> [Exercise objective] Pull out every line below that holds the word "emoji".

> [Information supplied]

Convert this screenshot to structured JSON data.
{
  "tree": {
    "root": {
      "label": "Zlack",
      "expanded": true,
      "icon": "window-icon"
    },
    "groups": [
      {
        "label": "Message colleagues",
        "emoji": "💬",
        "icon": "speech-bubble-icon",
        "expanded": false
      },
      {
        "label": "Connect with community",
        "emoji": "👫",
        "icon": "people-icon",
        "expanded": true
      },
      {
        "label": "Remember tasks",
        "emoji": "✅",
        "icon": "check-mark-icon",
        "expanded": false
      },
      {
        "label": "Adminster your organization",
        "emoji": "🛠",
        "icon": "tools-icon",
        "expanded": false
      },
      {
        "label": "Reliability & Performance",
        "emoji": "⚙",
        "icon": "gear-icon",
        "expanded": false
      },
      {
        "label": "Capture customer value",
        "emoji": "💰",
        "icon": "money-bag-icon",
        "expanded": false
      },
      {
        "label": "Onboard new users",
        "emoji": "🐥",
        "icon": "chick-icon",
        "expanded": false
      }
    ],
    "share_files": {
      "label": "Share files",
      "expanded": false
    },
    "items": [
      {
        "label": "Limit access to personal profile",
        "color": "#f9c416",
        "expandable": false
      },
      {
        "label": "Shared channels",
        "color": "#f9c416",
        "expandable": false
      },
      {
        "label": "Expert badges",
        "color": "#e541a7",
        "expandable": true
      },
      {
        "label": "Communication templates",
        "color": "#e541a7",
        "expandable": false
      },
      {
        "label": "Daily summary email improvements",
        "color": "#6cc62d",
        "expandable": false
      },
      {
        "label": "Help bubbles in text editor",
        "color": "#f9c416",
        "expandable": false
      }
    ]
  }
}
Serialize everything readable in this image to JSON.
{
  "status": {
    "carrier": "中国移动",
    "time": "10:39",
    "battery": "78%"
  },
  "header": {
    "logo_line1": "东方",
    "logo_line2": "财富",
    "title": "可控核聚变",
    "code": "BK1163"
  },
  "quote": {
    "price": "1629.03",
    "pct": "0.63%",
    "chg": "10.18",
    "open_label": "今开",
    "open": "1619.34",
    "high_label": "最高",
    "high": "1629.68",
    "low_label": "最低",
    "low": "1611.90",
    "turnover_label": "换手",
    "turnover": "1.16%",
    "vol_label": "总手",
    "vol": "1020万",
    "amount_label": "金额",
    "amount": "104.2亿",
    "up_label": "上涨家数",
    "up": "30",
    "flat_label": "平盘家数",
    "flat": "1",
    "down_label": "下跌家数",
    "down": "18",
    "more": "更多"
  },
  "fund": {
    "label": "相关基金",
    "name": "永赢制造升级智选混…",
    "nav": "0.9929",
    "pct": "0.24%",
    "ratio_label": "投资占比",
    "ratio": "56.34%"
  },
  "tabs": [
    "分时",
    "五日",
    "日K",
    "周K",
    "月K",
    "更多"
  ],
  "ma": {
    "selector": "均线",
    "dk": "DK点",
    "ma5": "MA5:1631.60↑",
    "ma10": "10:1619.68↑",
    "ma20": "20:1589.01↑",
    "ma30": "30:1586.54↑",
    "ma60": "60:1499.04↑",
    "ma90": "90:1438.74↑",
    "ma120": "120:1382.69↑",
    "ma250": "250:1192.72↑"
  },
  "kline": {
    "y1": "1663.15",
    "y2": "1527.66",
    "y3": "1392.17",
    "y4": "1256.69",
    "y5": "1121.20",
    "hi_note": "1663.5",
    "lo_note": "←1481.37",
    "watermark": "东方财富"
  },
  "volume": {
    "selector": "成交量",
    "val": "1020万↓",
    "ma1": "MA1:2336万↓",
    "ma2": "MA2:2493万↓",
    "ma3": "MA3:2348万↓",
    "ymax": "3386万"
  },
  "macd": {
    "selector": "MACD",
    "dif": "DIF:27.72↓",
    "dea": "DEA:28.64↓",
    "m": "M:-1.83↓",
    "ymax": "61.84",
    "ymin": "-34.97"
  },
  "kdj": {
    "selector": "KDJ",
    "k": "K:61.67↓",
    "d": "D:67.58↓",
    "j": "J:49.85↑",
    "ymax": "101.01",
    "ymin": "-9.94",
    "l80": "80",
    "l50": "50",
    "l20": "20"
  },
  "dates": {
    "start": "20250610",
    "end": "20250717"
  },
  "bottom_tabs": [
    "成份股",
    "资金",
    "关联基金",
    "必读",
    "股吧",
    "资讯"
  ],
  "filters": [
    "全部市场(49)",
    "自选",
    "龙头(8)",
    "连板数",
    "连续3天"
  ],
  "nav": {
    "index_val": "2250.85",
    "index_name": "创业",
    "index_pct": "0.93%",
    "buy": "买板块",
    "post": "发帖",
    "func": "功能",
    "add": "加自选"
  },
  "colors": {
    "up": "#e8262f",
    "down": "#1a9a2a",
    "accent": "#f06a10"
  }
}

> [Task output]
        "emoji": "💬",
        "emoji": "👫",
        "emoji": "✅",
        "emoji": "🛠",
        "emoji": "⚙",
        "emoji": "💰",
        "emoji": "🐥",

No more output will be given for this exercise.